- Opening Delimiter -

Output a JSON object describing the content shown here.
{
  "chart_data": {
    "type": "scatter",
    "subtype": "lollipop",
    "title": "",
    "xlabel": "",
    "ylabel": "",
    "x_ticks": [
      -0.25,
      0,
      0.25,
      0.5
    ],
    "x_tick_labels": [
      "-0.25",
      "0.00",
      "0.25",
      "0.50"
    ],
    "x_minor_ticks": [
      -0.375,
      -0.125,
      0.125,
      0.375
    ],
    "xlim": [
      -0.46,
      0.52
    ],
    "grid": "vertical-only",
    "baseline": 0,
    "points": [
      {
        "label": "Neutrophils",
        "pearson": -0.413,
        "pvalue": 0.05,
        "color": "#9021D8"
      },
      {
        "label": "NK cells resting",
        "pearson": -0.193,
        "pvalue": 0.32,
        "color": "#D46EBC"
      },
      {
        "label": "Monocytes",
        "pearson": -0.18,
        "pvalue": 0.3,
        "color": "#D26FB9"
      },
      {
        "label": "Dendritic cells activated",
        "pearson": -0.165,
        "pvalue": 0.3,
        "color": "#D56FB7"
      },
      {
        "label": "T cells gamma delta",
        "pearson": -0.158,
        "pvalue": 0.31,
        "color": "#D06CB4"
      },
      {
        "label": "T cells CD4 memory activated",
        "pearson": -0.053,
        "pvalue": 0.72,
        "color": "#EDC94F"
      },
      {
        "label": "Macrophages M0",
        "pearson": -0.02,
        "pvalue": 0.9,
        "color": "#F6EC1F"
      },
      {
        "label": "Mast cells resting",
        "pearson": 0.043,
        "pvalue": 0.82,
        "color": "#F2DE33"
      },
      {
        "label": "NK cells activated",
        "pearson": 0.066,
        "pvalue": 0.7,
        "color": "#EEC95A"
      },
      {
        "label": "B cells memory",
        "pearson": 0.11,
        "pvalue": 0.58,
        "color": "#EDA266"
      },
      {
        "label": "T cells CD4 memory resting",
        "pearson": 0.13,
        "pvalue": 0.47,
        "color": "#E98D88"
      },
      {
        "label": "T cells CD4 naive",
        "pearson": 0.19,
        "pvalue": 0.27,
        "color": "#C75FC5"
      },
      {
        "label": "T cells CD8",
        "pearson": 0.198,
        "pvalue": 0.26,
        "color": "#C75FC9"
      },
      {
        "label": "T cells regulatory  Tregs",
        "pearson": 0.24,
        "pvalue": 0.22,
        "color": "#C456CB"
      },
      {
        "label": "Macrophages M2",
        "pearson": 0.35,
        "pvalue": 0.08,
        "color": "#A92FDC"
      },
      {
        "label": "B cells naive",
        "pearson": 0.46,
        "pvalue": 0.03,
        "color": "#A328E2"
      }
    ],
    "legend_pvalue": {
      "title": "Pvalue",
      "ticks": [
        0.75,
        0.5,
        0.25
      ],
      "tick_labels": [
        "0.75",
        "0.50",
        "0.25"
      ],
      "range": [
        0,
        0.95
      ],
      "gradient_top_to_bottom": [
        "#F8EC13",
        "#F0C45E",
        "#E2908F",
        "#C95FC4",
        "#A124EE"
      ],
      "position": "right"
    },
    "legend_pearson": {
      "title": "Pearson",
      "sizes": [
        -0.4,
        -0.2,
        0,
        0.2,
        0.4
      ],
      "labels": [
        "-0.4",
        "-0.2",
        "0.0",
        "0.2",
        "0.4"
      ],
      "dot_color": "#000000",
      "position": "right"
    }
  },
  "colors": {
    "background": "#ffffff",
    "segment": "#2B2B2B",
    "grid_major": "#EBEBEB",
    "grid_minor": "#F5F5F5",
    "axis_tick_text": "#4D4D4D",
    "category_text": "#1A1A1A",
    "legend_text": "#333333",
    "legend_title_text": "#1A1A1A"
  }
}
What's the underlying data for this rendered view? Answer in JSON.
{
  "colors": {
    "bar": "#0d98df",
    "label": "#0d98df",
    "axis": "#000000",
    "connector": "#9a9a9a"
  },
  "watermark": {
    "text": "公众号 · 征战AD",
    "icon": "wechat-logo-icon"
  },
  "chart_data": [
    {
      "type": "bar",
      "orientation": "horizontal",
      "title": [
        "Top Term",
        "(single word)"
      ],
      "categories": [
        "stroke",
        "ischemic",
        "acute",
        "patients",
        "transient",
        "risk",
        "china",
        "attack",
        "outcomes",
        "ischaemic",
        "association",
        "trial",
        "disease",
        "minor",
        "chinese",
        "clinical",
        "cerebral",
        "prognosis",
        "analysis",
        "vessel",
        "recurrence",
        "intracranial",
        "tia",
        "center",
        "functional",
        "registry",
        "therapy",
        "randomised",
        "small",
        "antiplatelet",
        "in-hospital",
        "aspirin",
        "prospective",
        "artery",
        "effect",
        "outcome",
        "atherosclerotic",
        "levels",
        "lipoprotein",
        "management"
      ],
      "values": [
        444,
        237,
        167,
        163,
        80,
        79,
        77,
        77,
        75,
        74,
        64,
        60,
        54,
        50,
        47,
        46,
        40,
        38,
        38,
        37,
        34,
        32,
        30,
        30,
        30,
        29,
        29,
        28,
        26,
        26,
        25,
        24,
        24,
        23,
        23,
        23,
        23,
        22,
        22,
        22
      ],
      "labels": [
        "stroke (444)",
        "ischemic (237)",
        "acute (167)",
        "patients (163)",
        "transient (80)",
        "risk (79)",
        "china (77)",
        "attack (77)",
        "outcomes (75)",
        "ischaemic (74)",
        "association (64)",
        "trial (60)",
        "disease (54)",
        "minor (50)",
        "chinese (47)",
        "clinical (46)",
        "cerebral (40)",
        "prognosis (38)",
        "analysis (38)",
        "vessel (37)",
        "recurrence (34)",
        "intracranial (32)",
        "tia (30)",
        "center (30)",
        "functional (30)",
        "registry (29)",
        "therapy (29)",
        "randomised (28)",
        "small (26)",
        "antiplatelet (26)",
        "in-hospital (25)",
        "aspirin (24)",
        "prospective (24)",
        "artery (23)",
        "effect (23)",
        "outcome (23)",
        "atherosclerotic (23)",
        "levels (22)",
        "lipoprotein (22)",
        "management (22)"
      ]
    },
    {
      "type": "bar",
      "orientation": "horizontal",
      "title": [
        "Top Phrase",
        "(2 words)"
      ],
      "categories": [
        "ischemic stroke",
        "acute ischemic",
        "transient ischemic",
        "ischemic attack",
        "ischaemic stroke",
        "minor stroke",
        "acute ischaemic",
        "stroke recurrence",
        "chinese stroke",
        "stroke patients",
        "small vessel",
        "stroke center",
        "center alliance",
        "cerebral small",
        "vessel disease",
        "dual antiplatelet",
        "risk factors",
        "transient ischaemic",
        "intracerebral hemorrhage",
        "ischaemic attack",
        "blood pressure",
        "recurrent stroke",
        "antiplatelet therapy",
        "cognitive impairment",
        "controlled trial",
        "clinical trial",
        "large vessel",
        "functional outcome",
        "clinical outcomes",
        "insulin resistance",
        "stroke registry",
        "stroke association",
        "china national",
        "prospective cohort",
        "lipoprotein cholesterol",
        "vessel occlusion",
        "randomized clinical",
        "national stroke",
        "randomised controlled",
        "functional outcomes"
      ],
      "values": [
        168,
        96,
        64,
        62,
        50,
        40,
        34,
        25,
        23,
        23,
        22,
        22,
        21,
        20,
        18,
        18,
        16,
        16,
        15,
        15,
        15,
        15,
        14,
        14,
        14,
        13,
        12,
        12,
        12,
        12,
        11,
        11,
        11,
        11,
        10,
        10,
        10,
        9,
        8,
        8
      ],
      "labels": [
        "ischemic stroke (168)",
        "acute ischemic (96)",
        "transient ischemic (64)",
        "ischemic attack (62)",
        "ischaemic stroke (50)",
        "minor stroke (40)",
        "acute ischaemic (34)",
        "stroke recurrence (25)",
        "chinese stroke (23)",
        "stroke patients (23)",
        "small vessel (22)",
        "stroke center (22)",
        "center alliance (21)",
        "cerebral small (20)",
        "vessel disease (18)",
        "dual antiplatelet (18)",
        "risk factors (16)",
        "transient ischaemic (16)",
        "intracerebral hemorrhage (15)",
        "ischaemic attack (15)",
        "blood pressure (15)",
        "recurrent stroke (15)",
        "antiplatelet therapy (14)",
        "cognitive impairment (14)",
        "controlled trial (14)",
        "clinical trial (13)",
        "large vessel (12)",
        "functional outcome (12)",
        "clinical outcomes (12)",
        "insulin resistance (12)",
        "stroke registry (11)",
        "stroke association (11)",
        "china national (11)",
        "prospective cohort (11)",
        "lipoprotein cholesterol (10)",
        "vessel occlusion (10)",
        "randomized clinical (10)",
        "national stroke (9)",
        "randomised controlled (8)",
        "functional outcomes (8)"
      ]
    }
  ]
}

- Closing Delimiter -

**TASK DESCRIPTION**
A bare number is the expected answer: the tally of lines in the records above holding "recurrent".

**RESPONSE BELOW**
2